Your task: Identify and copy every line of the listing that contains the string "glass", treating uppercase and lowercase letters as different.

Stored items:

═══

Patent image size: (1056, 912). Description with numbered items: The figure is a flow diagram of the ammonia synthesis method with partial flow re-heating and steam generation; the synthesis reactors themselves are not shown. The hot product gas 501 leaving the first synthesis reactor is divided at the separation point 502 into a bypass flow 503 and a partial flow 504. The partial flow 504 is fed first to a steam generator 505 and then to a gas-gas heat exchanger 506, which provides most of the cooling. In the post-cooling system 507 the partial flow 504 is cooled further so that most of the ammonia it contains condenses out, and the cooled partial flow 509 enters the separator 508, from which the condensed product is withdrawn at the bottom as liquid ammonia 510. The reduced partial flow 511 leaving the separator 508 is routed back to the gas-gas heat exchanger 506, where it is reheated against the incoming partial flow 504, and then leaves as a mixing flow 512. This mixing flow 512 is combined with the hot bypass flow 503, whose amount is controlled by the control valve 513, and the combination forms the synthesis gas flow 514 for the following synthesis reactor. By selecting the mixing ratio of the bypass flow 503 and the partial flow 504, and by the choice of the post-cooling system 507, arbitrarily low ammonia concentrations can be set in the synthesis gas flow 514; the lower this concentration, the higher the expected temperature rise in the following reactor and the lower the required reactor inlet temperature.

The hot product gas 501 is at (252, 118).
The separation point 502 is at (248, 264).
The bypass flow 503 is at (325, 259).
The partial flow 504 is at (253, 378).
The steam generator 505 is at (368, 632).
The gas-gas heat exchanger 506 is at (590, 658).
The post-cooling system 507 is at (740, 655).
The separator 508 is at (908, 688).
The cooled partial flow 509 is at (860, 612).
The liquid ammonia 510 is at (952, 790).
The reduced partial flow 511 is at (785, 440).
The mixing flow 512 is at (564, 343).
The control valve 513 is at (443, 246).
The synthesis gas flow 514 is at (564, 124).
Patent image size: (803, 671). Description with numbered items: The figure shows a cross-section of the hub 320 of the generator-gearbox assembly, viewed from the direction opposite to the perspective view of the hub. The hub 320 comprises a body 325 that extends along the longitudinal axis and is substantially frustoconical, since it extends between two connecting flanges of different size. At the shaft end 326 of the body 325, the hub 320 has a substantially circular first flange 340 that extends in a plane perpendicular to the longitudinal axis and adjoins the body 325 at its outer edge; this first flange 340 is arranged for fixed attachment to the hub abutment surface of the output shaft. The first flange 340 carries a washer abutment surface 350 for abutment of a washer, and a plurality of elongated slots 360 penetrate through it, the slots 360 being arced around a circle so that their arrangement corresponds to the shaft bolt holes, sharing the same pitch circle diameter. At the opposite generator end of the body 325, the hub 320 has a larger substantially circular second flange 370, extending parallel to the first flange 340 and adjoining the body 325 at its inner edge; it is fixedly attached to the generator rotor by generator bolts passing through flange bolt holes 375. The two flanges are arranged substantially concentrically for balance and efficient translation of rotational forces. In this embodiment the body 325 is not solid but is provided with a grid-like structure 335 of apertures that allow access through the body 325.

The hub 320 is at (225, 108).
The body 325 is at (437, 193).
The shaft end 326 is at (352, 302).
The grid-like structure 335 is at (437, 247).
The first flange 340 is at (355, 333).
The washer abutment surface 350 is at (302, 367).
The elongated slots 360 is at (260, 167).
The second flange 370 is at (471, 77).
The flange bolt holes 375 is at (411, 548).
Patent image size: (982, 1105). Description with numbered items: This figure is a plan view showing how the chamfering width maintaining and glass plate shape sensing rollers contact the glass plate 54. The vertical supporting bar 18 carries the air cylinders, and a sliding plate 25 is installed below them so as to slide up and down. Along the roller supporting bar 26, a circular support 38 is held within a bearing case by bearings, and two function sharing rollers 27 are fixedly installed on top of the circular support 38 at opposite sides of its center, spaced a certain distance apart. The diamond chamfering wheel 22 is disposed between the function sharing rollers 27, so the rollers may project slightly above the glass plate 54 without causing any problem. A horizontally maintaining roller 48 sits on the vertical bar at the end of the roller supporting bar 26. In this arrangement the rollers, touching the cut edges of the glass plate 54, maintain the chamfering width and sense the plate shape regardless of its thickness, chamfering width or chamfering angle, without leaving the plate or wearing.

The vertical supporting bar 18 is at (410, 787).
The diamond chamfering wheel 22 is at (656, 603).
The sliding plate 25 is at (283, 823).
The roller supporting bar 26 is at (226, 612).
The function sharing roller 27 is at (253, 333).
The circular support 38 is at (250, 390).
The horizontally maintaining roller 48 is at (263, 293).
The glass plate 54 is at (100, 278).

═══

Solved problem:
Patent image size: (982, 1105). Description with numbered items: This figure is a plan view showing how the chamfering width maintaining and glass plate shape sensing rollers contact the glass plate 54. The vertical supporting bar 18 carries the air cylinders, and a sliding plate 25 is installed below them so as to slide up and down. Along the roller supporting bar 26, a circular support 38 is held within a bearing case by bearings, and two function sharing rollers 27 are fixedly installed on top of the circular support 38 at opposite sides of its center, spaced a certain distance apart. The diamond chamfering wheel 22 is disposed between the function sharing rollers 27, so the rollers may project slightly above the glass plate 54 without causing any problem. A horizontally maintaining roller 48 sits on the vertical bar at the end of the roller supporting bar 26. In this arrangement the rollers, touching the cut edges of the glass plate 54, maintain the chamfering width and sense the plate shape regardless of its thickness, chamfering width or chamfering angle, without leaving the plate or wearing.
The glass plate 54 is at (100, 278).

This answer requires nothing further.